▶ What you will do
How many lines in this material include the string "JSON"? Answer with the number and nothing further.

▶ Information given
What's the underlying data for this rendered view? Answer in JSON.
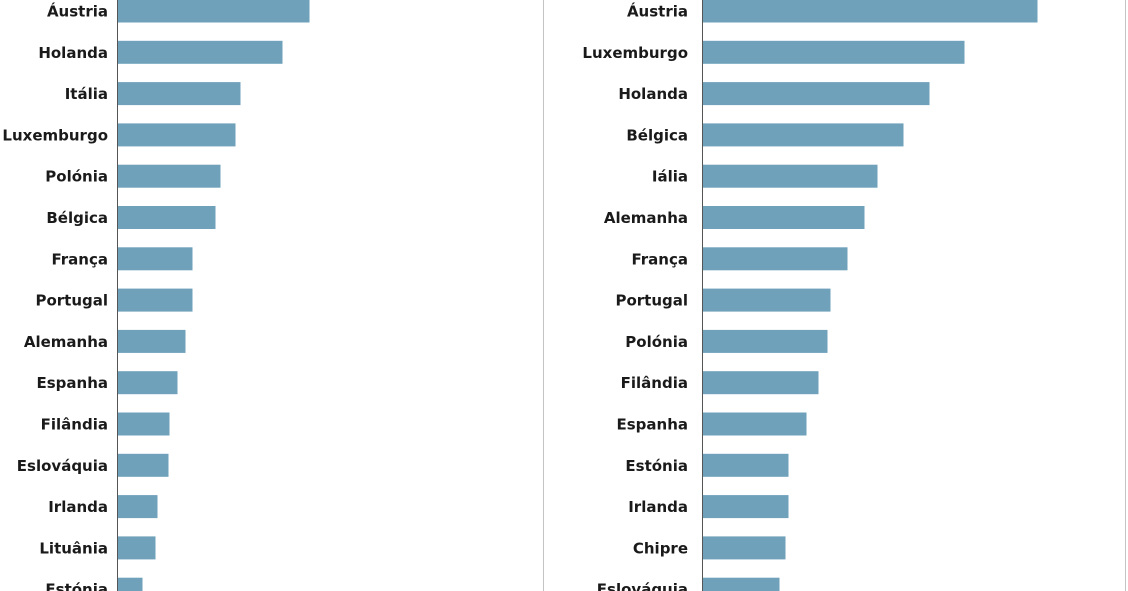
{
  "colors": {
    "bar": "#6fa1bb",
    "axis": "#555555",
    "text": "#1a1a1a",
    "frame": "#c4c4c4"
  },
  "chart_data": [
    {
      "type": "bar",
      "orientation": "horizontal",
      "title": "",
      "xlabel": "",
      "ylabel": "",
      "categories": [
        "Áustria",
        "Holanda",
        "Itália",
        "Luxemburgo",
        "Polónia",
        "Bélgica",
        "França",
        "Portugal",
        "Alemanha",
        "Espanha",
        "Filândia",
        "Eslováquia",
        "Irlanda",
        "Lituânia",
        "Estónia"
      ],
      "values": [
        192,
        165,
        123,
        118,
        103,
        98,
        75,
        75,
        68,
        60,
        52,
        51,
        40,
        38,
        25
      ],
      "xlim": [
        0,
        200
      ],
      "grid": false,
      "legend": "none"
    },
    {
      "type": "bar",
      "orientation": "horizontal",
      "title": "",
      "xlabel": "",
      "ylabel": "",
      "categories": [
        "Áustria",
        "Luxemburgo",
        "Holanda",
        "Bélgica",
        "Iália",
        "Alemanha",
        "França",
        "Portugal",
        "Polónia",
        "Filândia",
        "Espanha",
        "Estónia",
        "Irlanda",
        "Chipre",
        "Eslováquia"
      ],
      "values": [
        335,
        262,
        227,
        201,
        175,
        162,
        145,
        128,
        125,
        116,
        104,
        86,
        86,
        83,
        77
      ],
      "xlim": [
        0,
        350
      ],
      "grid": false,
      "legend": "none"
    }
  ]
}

* * *

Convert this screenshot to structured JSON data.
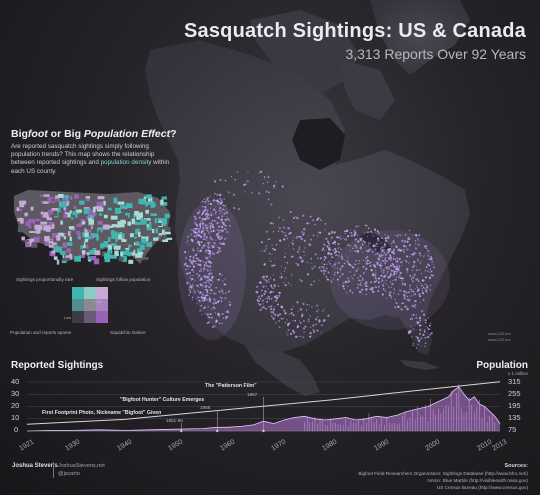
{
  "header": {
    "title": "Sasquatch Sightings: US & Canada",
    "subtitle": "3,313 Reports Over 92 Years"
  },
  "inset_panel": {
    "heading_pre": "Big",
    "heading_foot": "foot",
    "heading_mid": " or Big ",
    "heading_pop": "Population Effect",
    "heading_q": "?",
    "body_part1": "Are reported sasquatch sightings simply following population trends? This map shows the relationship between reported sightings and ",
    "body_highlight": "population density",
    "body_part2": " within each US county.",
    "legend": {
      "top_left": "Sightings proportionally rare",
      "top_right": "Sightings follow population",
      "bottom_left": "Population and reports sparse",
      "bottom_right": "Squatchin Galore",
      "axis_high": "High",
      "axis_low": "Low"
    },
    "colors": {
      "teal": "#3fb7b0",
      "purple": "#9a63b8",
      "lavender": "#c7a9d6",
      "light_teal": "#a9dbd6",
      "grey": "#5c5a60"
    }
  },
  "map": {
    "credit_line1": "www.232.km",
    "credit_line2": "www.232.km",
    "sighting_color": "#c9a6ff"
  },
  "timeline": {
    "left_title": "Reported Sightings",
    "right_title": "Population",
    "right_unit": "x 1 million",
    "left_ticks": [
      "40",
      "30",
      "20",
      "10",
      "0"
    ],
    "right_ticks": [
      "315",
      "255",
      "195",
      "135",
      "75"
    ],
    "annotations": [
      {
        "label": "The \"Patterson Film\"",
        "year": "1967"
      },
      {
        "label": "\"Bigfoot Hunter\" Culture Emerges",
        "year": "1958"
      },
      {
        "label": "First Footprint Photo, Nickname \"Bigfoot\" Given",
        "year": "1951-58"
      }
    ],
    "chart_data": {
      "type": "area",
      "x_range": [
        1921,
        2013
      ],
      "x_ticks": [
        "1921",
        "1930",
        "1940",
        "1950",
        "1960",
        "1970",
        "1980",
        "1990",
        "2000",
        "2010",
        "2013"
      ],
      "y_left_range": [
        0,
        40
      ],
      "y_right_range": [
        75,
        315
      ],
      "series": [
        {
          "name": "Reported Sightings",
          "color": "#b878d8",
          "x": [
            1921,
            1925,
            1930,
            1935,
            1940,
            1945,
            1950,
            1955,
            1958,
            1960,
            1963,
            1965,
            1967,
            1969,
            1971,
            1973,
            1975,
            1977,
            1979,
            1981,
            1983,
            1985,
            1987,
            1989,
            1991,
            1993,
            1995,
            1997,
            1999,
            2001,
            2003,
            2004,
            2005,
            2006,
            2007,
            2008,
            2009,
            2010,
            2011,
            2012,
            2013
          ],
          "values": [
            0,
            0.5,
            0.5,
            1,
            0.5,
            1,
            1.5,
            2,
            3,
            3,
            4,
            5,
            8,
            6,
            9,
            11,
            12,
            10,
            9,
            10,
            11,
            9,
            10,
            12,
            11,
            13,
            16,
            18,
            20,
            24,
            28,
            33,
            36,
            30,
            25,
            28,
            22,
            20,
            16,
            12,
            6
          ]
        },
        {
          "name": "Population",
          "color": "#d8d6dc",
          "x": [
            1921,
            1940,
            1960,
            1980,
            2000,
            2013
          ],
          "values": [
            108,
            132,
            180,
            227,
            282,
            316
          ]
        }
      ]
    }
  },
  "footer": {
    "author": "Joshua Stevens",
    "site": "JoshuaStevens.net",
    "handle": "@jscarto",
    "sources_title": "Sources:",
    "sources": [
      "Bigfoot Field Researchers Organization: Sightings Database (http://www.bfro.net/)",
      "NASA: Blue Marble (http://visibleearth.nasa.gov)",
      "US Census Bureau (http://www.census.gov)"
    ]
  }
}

▶ Worked answer
2